(Stored data)
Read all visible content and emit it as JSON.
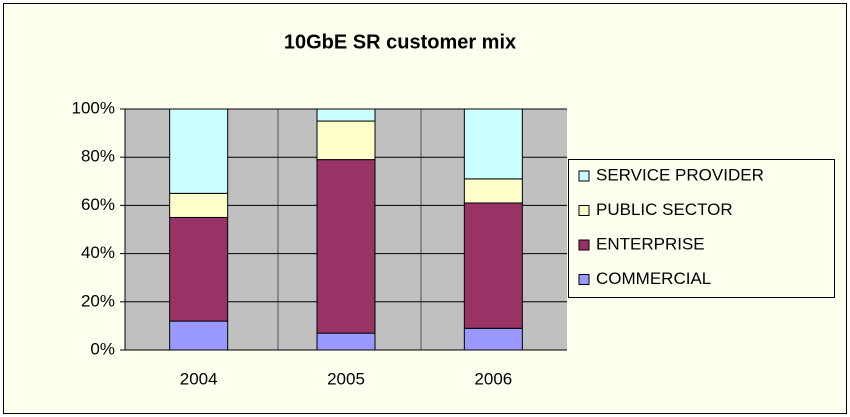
{
  "chart_data": {
    "type": "stacked_bar",
    "title": "10GbE SR customer mix",
    "categories": [
      "2004",
      "2005",
      "2006"
    ],
    "series": [
      {
        "name": "COMMERCIAL",
        "color": "#9999ff",
        "values": [
          12,
          7,
          9
        ]
      },
      {
        "name": "ENTERPRISE",
        "color": "#993366",
        "values": [
          43,
          72,
          52
        ]
      },
      {
        "name": "PUBLIC SECTOR",
        "color": "#ffffcc",
        "values": [
          10,
          16,
          10
        ]
      },
      {
        "name": "SERVICE PROVIDER",
        "color": "#ccffff",
        "values": [
          35,
          5,
          29
        ]
      }
    ],
    "ylim": [
      0,
      100
    ],
    "yticks": [
      {
        "value": 0,
        "label": "0%"
      },
      {
        "value": 20,
        "label": "20%"
      },
      {
        "value": 40,
        "label": "40%"
      },
      {
        "value": 60,
        "label": "60%"
      },
      {
        "value": 80,
        "label": "80%"
      },
      {
        "value": 100,
        "label": "100%"
      }
    ],
    "grid": true,
    "legend": "right"
  }
}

- Goal -
Nothing but the pictures may be dropped; output the records above exactly.

- Reply to the task -
Read all visible content and emit it as JSON.
{
  "chart_data": {
    "type": "stacked_bar",
    "title": "10GbE SR customer mix",
    "categories": [
      "2004",
      "2005",
      "2006"
    ],
    "series": [
      {
        "name": "COMMERCIAL",
        "color": "#9999ff",
        "values": [
          12,
          7,
          9
        ]
      },
      {
        "name": "ENTERPRISE",
        "color": "#993366",
        "values": [
          43,
          72,
          52
        ]
      },
      {
        "name": "PUBLIC SECTOR",
        "color": "#ffffcc",
        "values": [
          10,
          16,
          10
        ]
      },
      {
        "name": "SERVICE PROVIDER",
        "color": "#ccffff",
        "values": [
          35,
          5,
          29
        ]
      }
    ],
    "ylim": [
      0,
      100
    ],
    "yticks": [
      {
        "value": 0,
        "label": "0%"
      },
      {
        "value": 20,
        "label": "20%"
      },
      {
        "value": 40,
        "label": "40%"
      },
      {
        "value": 60,
        "label": "60%"
      },
      {
        "value": 80,
        "label": "80%"
      },
      {
        "value": 100,
        "label": "100%"
      }
    ],
    "grid": true,
    "legend": "right"
  }
}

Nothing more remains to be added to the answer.